▶ [Goal]
Your answer should be one number: the count of lines in these entries that hold the word "Copy".
|---|
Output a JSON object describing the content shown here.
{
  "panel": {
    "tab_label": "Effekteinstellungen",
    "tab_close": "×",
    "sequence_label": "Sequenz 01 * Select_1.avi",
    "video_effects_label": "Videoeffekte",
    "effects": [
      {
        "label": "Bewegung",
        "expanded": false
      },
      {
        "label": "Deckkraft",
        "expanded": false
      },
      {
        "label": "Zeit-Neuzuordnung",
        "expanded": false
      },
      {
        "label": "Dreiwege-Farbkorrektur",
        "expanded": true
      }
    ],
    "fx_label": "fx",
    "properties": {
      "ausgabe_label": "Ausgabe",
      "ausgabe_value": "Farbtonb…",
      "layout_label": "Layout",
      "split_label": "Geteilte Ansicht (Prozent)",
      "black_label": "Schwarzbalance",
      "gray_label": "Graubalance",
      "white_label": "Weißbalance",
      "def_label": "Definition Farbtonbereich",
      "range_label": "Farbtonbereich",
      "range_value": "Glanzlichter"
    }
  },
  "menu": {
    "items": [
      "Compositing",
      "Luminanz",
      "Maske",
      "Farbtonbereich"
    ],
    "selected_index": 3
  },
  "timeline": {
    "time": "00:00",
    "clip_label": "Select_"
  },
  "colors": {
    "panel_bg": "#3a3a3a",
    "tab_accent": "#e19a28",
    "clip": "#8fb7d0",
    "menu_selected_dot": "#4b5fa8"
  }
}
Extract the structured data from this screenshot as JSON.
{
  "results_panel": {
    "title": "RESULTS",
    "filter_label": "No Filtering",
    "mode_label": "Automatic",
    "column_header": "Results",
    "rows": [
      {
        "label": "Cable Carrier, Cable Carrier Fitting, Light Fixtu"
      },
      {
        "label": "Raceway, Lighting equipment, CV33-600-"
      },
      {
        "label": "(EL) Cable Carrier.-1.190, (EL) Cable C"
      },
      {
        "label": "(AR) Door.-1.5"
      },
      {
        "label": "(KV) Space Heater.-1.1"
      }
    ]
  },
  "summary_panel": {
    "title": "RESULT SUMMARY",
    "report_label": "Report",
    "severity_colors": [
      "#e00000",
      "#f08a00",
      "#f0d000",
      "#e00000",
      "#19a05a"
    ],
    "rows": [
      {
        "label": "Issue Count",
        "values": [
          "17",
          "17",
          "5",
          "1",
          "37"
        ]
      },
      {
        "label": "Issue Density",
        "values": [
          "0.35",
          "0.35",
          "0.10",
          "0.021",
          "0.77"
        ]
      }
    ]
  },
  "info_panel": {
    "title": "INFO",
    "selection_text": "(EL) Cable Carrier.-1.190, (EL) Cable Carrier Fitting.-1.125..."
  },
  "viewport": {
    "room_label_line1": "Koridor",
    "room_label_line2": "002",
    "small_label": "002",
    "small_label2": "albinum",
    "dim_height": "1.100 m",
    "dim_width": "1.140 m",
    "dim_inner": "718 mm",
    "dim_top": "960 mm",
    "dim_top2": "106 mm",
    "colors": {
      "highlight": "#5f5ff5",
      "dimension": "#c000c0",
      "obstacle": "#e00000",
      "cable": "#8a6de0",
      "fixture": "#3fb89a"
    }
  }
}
|---|
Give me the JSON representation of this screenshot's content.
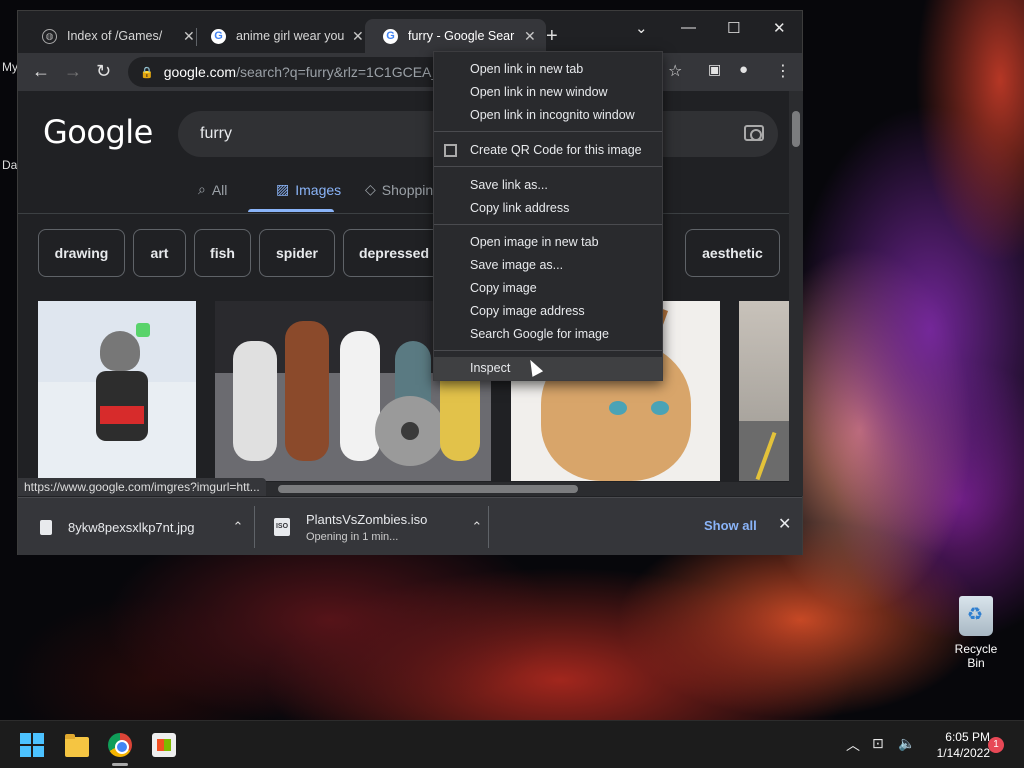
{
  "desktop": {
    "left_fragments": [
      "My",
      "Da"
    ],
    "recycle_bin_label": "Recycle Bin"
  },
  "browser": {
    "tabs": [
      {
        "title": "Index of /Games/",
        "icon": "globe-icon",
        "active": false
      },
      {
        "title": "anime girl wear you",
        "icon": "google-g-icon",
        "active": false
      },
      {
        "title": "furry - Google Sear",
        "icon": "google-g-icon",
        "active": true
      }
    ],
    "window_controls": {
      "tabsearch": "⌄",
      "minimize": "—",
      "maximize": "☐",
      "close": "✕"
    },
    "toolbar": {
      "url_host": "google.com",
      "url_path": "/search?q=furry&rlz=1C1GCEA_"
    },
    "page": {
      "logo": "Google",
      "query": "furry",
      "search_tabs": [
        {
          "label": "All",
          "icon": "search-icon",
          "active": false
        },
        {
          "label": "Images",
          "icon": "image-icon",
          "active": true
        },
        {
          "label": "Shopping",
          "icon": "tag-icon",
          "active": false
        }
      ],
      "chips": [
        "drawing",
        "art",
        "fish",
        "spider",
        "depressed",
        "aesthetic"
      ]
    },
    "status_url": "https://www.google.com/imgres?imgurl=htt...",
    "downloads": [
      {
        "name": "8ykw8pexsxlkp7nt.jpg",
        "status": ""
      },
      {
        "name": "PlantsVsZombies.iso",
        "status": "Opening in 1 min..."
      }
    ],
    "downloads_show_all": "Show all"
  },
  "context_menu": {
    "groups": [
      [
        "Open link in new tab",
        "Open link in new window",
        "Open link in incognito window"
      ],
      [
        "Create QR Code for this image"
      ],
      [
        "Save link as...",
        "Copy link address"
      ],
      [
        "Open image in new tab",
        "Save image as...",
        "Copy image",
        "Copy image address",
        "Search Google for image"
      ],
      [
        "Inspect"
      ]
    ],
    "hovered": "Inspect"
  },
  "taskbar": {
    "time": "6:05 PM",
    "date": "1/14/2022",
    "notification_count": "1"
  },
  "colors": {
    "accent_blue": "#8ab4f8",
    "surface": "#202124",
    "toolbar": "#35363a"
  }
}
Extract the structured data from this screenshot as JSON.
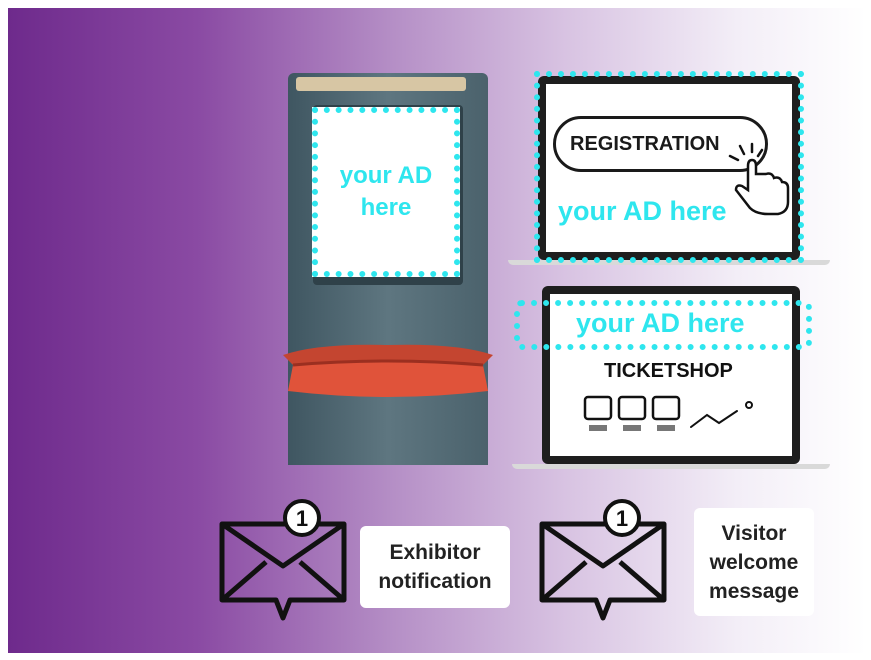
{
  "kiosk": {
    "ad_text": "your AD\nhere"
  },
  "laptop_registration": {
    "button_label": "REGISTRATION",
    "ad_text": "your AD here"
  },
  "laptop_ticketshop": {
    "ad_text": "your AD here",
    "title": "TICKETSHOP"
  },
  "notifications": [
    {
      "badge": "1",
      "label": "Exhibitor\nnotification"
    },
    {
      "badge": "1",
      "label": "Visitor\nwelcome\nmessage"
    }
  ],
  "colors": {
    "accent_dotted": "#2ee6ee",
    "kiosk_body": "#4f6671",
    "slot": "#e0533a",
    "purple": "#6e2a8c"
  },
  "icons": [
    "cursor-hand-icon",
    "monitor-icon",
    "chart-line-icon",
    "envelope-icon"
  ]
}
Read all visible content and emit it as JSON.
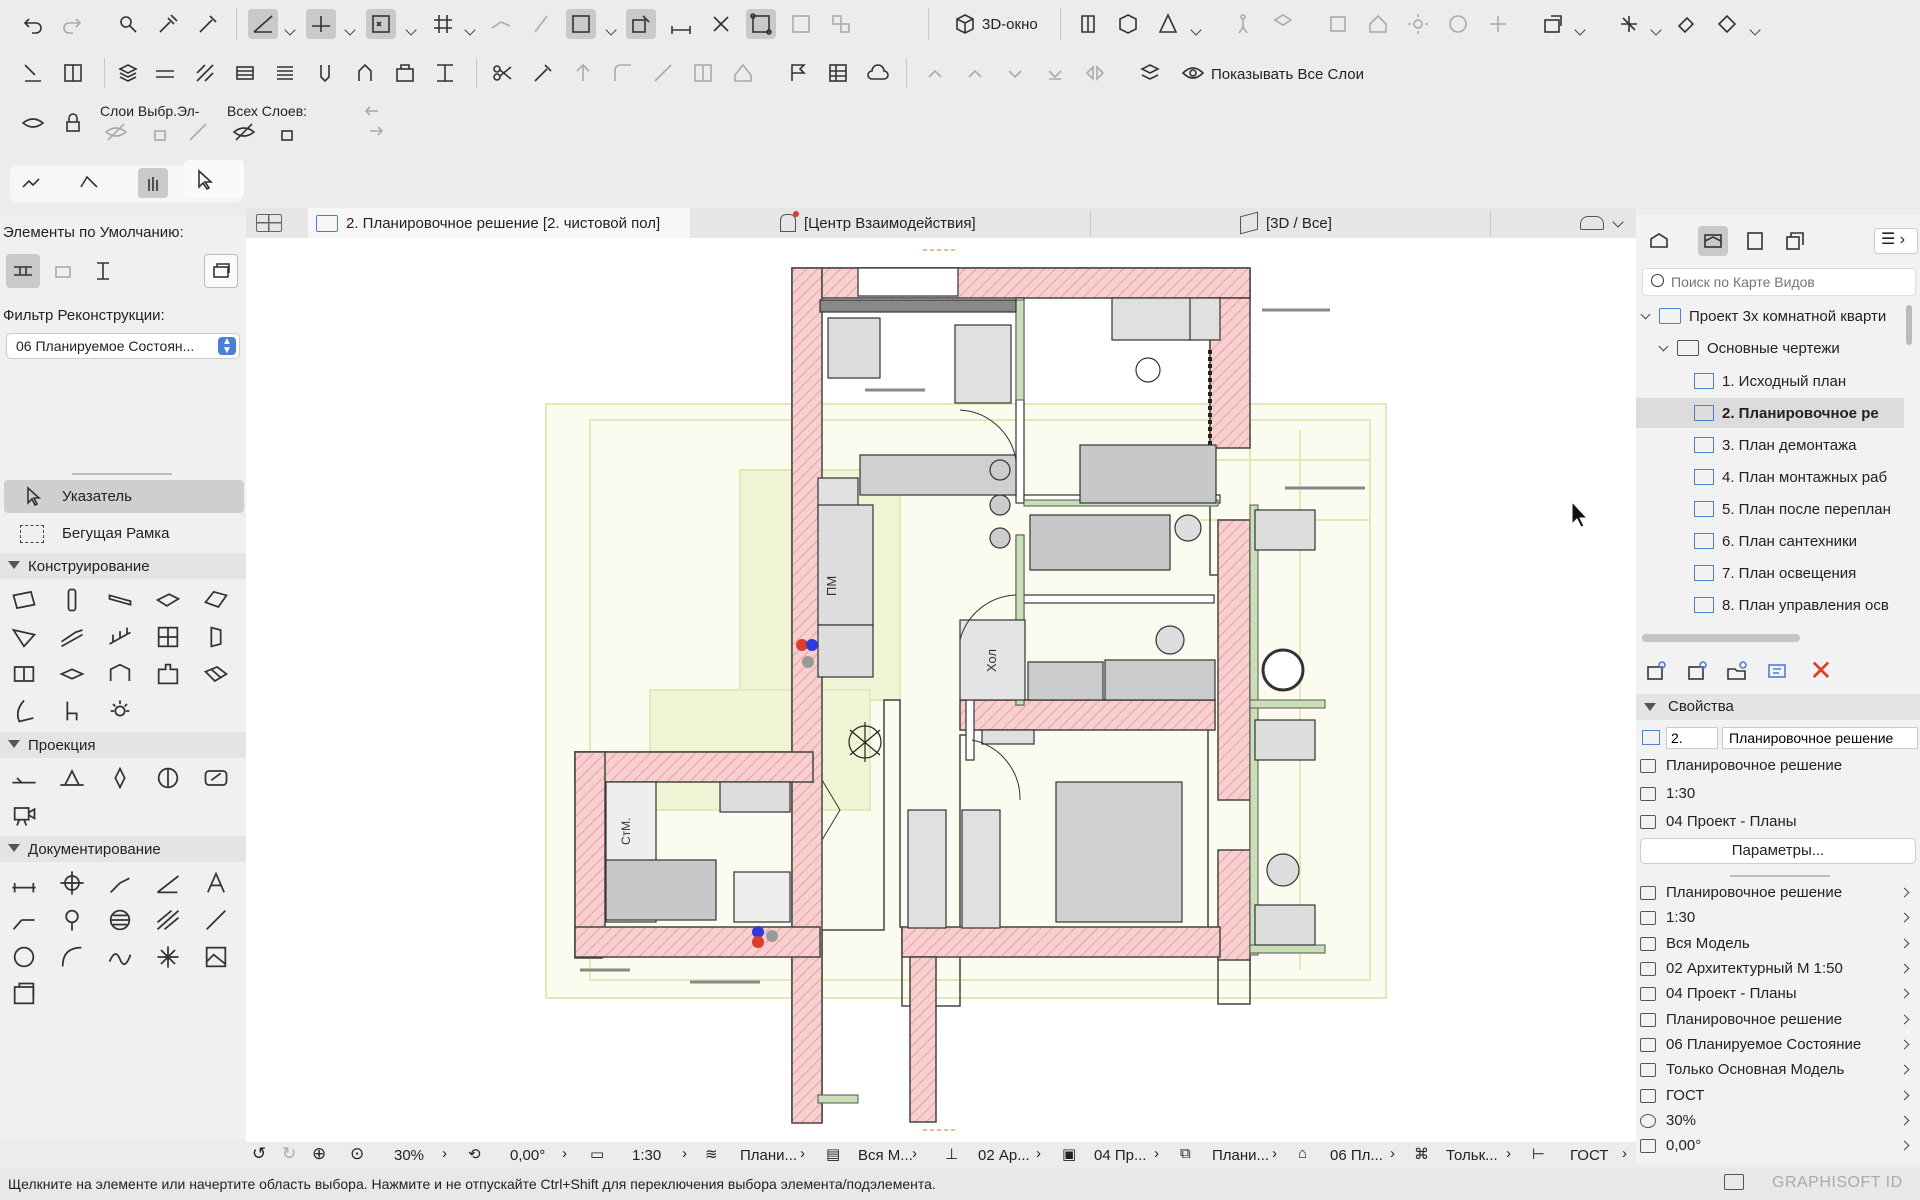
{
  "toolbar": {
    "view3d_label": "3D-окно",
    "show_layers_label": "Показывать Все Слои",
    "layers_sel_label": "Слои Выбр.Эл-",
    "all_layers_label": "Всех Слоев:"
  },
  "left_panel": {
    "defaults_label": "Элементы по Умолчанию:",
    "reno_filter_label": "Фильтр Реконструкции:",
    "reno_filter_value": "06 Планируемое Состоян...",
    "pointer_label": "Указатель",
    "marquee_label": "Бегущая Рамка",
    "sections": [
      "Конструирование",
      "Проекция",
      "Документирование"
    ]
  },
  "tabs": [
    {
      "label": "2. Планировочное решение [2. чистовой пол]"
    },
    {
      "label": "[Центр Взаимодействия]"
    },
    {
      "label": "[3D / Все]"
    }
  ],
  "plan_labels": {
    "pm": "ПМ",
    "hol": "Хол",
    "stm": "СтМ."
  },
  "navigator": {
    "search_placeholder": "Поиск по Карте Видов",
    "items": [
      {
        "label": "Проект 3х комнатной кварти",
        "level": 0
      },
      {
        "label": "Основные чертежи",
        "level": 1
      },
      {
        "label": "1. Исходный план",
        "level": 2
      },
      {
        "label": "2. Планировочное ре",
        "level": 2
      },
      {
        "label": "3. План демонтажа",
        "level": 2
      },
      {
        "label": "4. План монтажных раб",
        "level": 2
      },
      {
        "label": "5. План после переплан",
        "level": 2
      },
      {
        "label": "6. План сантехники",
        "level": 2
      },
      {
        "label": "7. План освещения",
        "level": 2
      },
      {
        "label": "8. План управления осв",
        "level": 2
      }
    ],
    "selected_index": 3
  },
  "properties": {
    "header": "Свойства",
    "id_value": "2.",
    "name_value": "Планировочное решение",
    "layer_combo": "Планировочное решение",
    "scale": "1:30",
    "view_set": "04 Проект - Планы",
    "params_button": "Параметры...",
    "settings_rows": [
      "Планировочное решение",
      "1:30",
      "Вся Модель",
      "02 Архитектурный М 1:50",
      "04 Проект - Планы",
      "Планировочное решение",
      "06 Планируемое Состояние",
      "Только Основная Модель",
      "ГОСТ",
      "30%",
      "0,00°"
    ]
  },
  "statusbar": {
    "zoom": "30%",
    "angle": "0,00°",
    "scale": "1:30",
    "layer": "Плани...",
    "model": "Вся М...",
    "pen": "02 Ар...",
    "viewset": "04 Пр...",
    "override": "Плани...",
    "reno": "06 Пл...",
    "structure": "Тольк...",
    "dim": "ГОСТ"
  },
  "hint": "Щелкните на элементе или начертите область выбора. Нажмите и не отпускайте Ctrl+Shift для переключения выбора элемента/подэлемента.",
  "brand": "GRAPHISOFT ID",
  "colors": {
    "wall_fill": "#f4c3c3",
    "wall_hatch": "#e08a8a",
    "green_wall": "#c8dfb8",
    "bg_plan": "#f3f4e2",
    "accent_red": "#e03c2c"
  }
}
|---|
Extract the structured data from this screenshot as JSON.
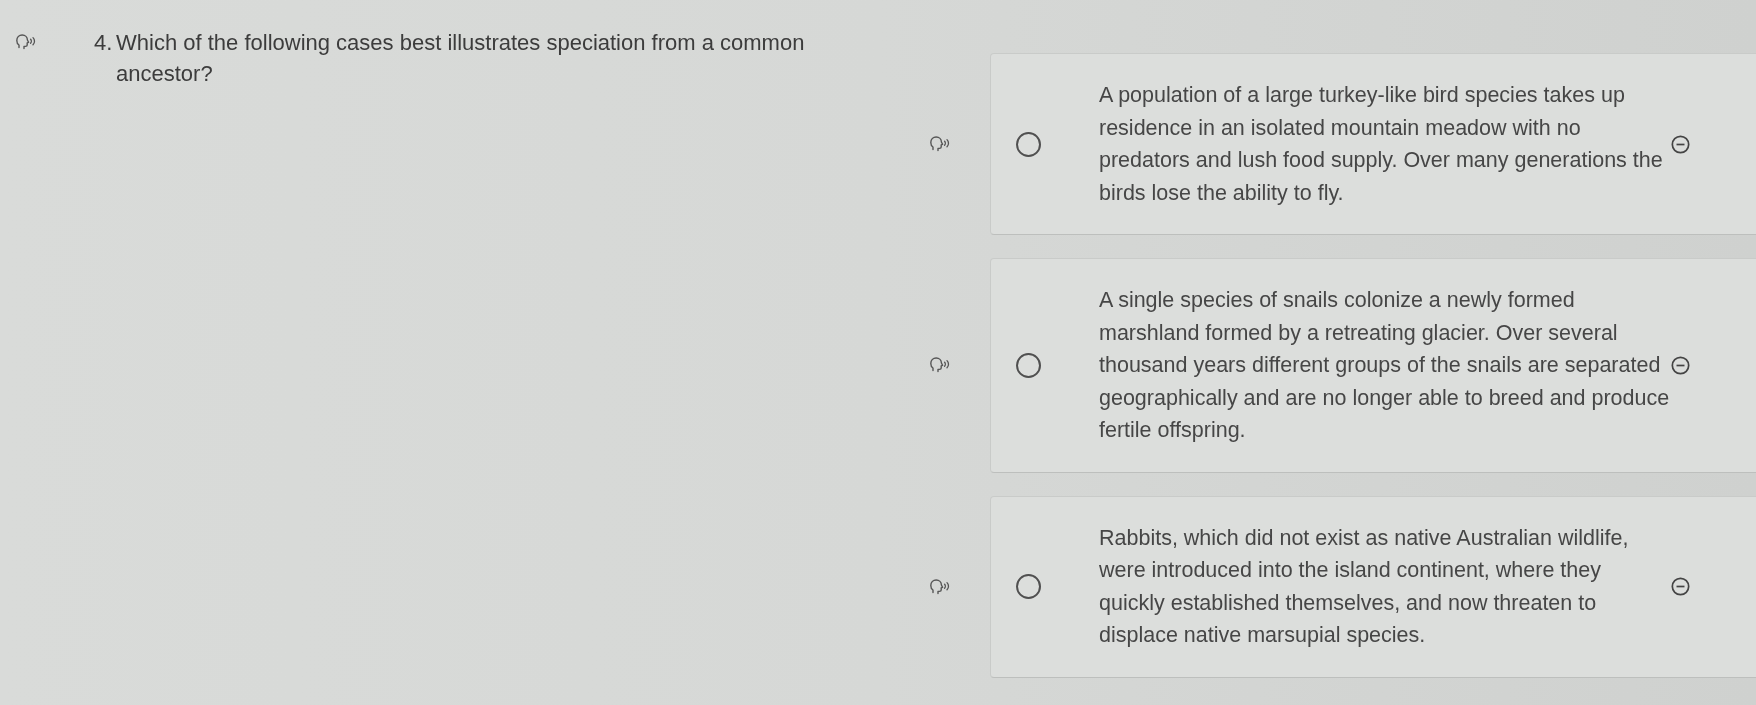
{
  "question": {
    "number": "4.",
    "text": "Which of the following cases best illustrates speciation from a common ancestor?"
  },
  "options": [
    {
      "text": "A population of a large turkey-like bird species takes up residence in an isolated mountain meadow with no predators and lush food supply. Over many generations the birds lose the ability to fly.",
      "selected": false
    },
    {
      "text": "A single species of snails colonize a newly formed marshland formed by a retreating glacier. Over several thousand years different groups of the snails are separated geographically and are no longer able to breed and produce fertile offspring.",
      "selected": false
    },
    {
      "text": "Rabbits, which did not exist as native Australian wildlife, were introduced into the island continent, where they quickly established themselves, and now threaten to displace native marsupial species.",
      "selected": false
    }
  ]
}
|---|
▶ [Problem solution]
3